(Dataset rows)
---
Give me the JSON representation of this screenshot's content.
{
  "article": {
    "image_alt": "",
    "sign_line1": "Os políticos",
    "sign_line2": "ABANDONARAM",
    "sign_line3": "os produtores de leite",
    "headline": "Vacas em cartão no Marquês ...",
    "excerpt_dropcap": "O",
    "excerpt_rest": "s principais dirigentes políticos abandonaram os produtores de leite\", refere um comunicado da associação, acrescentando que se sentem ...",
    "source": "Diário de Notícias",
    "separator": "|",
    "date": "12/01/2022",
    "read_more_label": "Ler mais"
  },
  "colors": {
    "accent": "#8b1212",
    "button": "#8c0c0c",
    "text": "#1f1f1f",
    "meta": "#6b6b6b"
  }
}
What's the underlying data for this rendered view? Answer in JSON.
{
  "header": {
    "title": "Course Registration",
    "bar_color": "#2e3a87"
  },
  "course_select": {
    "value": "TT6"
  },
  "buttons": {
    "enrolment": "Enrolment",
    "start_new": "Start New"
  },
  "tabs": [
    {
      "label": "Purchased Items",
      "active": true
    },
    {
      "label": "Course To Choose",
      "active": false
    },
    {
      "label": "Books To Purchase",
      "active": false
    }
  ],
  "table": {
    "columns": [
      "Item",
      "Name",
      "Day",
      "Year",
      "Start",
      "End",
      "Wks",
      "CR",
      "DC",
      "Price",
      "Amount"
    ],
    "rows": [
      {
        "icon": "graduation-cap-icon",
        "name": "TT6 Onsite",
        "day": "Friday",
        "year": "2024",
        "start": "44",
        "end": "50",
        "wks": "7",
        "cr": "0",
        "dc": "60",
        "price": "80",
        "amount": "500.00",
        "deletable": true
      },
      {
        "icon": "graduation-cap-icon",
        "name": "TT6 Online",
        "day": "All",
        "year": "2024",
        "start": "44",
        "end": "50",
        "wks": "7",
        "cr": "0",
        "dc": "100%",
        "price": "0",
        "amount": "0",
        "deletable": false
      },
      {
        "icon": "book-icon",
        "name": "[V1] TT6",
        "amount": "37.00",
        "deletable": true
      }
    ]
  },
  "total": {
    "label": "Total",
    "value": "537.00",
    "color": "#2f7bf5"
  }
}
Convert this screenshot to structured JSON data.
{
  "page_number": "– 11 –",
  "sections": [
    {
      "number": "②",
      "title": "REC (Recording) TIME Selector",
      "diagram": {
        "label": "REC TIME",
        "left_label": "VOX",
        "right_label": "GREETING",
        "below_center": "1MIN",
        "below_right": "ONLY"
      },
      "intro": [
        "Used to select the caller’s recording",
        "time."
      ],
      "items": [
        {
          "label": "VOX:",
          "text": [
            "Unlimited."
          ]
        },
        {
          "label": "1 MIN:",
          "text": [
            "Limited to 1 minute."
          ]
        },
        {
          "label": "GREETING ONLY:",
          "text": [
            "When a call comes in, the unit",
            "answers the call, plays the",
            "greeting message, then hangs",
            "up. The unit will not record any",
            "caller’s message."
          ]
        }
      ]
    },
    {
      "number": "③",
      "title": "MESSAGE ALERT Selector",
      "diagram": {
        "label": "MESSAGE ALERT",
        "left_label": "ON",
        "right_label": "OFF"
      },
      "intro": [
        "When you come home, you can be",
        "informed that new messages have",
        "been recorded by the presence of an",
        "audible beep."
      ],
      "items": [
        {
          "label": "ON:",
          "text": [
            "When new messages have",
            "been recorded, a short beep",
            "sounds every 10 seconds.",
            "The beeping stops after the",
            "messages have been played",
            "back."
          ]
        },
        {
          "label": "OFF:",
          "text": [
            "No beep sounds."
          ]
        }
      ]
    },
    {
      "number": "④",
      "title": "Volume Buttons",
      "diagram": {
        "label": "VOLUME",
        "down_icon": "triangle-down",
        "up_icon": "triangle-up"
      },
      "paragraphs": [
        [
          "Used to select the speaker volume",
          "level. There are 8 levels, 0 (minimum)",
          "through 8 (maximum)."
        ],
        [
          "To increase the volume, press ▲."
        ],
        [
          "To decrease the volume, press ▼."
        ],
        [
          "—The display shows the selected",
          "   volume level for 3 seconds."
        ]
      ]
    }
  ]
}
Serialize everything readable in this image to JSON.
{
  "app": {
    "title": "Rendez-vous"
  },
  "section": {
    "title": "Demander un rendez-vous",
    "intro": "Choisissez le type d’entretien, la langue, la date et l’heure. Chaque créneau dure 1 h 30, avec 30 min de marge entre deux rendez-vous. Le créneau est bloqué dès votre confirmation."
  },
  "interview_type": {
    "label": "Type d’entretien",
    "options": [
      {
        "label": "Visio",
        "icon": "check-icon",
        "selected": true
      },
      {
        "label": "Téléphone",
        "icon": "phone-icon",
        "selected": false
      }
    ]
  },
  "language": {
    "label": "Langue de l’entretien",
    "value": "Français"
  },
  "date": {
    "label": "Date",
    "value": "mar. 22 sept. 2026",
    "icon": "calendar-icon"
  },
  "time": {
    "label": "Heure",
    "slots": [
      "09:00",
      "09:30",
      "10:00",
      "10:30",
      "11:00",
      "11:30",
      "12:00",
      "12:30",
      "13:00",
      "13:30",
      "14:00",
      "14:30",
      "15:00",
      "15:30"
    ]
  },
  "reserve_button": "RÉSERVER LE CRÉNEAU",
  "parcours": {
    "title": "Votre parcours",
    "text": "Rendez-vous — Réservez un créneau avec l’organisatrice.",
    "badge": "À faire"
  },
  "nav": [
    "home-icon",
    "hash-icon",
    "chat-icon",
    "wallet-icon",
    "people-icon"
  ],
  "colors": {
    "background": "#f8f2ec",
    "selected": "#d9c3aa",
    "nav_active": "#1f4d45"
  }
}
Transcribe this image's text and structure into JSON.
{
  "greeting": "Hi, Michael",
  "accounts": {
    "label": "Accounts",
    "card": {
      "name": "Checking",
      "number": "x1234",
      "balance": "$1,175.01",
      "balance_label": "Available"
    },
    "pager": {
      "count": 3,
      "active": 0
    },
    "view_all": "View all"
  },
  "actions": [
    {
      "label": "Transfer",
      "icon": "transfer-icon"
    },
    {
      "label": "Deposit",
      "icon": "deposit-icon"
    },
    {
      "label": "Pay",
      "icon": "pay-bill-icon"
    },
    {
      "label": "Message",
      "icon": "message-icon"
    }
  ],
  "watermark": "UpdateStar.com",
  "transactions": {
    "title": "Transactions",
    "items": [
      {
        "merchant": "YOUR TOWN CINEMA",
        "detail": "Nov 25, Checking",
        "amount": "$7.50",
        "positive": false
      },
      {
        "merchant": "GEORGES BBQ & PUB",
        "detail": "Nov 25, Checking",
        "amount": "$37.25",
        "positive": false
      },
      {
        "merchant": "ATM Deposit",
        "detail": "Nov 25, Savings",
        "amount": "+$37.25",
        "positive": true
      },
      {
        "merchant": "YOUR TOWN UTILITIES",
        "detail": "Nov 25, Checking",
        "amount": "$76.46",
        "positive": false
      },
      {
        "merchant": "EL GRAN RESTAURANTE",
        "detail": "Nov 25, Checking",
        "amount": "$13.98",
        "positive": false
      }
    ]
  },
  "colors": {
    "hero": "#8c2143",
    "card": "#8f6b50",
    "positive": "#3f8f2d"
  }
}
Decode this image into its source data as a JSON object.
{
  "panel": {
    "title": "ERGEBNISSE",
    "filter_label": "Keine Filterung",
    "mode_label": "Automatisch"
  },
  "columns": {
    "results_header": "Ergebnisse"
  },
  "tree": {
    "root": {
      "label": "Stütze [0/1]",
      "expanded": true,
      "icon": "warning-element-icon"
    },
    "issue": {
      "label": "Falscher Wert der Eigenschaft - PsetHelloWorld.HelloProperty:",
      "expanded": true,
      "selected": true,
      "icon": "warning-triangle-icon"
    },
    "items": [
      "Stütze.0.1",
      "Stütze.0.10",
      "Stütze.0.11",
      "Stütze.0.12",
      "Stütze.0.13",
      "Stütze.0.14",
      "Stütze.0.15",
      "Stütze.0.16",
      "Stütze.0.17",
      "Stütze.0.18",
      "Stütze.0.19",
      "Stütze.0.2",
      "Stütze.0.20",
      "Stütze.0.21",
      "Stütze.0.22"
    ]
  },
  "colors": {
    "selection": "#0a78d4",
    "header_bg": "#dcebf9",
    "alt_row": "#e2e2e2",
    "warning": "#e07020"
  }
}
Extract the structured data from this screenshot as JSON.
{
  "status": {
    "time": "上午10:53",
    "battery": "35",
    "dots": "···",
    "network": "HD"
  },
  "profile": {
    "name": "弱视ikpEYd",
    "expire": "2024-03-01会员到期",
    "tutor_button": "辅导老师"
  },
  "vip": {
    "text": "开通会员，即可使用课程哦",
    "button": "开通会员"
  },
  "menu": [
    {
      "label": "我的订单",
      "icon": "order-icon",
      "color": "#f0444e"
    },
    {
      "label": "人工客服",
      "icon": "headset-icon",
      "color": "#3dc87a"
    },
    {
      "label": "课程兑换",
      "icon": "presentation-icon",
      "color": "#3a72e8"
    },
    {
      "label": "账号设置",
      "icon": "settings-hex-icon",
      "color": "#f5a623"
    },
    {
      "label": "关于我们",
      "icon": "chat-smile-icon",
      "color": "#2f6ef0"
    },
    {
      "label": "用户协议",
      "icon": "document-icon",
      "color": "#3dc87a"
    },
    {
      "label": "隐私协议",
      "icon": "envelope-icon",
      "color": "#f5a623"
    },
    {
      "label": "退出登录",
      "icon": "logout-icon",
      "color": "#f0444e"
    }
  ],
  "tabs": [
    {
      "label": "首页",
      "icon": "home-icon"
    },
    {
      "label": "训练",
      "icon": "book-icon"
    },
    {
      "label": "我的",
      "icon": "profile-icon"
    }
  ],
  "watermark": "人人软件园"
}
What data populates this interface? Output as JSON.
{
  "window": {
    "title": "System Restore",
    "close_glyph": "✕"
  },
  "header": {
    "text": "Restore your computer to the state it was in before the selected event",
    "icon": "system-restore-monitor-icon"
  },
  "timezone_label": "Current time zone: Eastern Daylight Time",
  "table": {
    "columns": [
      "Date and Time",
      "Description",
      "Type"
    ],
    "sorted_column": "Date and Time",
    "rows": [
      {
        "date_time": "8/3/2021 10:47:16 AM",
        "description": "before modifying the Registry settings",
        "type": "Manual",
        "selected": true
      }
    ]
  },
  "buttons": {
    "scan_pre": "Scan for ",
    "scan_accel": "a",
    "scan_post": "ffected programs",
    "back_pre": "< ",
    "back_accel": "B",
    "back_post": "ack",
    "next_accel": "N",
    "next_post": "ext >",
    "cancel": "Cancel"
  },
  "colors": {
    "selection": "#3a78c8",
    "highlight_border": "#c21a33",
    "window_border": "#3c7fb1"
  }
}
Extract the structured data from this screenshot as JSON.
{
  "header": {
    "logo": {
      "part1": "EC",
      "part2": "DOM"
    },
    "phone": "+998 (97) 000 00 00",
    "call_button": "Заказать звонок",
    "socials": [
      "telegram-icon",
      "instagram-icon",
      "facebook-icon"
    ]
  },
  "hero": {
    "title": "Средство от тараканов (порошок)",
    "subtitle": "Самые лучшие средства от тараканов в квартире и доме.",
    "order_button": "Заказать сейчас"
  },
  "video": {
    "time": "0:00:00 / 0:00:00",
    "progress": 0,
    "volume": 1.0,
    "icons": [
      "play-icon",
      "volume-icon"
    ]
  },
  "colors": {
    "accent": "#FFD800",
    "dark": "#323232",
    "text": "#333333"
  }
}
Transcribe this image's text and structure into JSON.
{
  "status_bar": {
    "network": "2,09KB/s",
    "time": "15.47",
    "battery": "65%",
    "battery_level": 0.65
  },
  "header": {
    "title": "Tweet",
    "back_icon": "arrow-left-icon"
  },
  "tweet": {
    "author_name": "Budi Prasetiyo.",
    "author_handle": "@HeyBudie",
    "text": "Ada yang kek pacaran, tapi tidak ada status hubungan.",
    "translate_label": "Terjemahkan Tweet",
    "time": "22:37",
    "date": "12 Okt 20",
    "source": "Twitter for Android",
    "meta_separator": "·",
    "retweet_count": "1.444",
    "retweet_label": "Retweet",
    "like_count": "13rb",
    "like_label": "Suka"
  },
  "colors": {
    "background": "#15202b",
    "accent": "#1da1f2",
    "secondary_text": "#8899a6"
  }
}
---
Work required >> Find the word "selected" in the entries above and gather every line that holds it.

Answer for this exercise >>
          "—The display shows the selected",
        "selected": true
        "selected": false
    "selected": "#d9c3aa",
      "selected": true,
    "text": "Restore your computer to the state it was in before the selected event",
        "selected": true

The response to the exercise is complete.